- _Questão 1_
No trecho sobre inflação alimentar, com que planta Mendel fez os cruzamentos que o levaram às leis da hereditariedade?
- _Questão 2_
Resuma de forma mais breve o parágrafo do trecho sobre inflação alimentar que começa com "Não foi fácil convencer meu editor", mantendo seus fatos principais.
- _Questão 3_
No texto sobre inflação alimentar, reescreva o trecho que vai de "Em meu livro" até "década de 60.", trocando "Estados Unidos" por "EUA".

- _Trecho para leitura_
★ ★ ★ ★ ★ ★ ★

A inflação alimentar resulta de calotes científicos e políticos

Em meu livro ''Engenharia Genética: o sétimo dia da criação'' (1995), analiso as lições da chamada Revolução Verde – política agrícola elaborada pelos Estados Unidos e exportada para os países pobres e em desenvolvimento na década de 60.

Não foi fácil convencer meu editor quão necessários eram tais enfoques. Nem se fala neles na abordagem da atual ''inflação alimentar'' e do espectro da fome em seu bojo. Havia imperiosa necessidade de uma abordagem interpenetrada. As descobertas pioneiras da genética ocorreram na botânica: Mendel elaborou as leis da hereditariedade cruzando variedades de ervilhas. No reino vegetal, há milênios, são feitas experiências de seleção das espécies mais aptas a um dado ambiente. A exemplo da enxertia e da hibridação, são parte da cultura de muitos povos.


 


Constatando que a engenharia genética focava o mundo vegetal alegando ser o caminho para o fim da fome e o paraíso da eterna abundância, escrevi ''Transgênicos: o direito de saber e a liberdade de escolher'' (2001), cujas bases científicas não caducaram. Ao contrário, aprofundaram-se os problemas e surgiram novos. Relembro: transgênico é um animal ou vegetal que teve adicionado ao seu patrimônio genético um ''gene estrangeiro''. Na revisão do ''Engenharia Genética'' (2004), há um novo capítulo: ''Transgênicos: 'varinha de condão' ou 'caixa de Pandora'?''.

★ ★ ★ ★ ★ ★ ★

- _Material fornecido_
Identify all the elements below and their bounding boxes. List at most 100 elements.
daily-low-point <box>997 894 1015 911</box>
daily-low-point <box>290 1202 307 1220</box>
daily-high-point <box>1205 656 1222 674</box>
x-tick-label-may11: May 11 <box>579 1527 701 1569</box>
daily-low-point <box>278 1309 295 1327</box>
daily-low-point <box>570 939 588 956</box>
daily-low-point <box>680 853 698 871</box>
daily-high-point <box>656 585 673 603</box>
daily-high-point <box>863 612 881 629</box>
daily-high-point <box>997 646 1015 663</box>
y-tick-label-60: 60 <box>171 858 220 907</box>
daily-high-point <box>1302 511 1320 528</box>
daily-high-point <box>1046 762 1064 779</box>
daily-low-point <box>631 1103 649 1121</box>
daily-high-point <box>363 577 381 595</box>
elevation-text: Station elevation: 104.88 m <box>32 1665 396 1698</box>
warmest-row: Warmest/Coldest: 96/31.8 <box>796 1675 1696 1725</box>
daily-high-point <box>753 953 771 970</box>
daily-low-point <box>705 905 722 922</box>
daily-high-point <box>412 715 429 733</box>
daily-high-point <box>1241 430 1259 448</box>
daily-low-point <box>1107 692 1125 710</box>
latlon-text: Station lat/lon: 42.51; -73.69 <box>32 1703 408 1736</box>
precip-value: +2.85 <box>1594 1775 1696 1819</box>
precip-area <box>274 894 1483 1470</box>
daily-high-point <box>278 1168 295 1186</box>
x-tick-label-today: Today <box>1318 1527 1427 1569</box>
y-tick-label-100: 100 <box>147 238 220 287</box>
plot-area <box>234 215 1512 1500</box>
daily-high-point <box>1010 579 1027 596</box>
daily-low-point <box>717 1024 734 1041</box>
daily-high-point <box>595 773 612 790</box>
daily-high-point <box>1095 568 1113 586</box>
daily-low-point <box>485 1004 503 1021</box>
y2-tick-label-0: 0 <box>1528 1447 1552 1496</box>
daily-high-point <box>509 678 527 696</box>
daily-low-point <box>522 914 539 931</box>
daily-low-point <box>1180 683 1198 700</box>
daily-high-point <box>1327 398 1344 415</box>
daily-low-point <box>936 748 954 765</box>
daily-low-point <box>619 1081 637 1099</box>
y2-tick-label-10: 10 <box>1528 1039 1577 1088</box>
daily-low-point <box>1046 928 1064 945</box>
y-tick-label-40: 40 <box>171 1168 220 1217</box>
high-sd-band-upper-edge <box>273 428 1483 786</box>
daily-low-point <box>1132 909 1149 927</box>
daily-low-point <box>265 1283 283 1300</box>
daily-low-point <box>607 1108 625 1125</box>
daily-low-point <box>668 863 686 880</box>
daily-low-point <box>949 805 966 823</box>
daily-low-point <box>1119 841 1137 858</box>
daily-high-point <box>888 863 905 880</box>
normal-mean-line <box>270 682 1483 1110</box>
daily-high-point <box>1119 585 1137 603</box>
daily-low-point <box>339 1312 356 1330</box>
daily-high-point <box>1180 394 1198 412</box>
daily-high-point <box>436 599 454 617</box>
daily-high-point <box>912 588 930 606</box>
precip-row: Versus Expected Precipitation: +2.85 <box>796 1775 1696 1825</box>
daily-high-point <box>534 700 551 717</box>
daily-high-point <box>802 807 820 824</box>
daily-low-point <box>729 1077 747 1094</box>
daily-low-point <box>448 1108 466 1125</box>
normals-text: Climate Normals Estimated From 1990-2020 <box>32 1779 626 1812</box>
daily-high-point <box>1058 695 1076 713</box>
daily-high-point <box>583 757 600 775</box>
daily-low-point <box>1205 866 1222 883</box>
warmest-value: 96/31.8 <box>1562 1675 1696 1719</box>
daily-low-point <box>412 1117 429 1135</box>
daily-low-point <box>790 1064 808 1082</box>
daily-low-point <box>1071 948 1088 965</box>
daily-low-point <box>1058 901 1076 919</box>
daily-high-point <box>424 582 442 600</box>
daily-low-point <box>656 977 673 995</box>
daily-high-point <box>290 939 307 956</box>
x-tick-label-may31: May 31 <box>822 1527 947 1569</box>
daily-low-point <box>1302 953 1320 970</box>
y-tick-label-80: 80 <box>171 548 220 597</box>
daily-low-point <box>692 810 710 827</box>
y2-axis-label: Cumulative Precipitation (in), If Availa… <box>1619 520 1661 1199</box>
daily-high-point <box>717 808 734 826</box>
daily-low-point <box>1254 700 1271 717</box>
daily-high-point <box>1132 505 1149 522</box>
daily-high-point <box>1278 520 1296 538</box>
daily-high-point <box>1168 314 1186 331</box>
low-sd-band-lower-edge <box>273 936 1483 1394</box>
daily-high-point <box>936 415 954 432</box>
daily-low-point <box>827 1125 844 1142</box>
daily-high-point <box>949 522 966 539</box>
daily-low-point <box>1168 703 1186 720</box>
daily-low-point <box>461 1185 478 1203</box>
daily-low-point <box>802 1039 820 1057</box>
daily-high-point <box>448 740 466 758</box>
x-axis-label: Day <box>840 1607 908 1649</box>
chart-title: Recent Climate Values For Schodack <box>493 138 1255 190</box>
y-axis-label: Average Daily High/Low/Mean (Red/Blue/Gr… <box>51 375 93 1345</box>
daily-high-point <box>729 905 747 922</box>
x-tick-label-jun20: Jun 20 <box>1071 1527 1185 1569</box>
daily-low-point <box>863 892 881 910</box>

★ ★ ★ ★ ★ ★ ★

- _Resposta 1_
Com variedades de ervilhas.

- _Resposta 2_
Foi difícil convencer o editor da necessidade desses enfoques, ausentes no debate sobre a atual "inflação alimentar" e a ameaça de fome, e era preciso uma abordagem interpenetrada. As primeiras descobertas da genética vieram da botânica: Mendel formulou as leis da hereditariedade cruzando ervilhas. Há milênios se selecionam plantas mais aptas a cada ambiente, e práticas como a enxertia e a hibridação fazem parte da cultura de muitos povos.

- _Resposta 3_
Em meu livro ''Engenharia Genética: o sétimo dia da criação'' (1995), analiso as lições da chamada Revolução Verde – política agrícola elaborada pelos EUA e exportada para os países pobres e em desenvolvimento na década de 60.